EXERCISE GOAL
Pick out every line with the word "this" and copy it.

DATA EXCERPTS

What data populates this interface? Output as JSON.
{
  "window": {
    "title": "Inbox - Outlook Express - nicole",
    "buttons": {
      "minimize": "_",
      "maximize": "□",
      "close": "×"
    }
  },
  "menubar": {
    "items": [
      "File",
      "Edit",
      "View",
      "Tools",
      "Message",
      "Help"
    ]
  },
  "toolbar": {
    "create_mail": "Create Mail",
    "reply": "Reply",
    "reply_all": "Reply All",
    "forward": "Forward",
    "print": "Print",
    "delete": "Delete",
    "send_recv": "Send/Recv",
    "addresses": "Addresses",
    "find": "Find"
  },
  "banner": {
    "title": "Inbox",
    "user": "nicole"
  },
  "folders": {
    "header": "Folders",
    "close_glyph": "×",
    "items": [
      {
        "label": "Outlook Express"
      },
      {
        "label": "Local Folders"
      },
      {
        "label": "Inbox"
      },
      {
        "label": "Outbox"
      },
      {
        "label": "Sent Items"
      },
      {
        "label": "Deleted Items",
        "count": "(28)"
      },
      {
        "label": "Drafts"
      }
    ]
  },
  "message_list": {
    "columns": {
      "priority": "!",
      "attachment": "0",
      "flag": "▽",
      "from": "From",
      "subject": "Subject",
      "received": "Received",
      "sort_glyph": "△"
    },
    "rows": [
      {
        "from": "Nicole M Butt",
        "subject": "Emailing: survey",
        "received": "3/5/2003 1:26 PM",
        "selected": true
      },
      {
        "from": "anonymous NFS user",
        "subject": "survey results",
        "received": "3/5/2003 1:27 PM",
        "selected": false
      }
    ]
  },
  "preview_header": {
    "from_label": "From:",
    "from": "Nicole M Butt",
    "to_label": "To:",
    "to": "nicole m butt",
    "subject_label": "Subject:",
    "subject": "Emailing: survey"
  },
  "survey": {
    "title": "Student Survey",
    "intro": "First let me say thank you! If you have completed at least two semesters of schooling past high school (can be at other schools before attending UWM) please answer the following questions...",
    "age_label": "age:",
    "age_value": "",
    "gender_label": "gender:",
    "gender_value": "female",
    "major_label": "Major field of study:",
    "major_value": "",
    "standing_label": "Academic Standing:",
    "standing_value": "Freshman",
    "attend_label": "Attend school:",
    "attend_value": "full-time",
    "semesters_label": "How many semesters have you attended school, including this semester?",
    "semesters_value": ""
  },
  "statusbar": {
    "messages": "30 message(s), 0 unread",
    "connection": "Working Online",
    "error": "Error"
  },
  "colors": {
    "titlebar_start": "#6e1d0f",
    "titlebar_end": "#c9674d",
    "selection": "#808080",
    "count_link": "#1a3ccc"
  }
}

FINAL RESULT
What data populates this interface? Output as JSON.
    "semesters_label": "How many semesters have you attended school, including this semester?",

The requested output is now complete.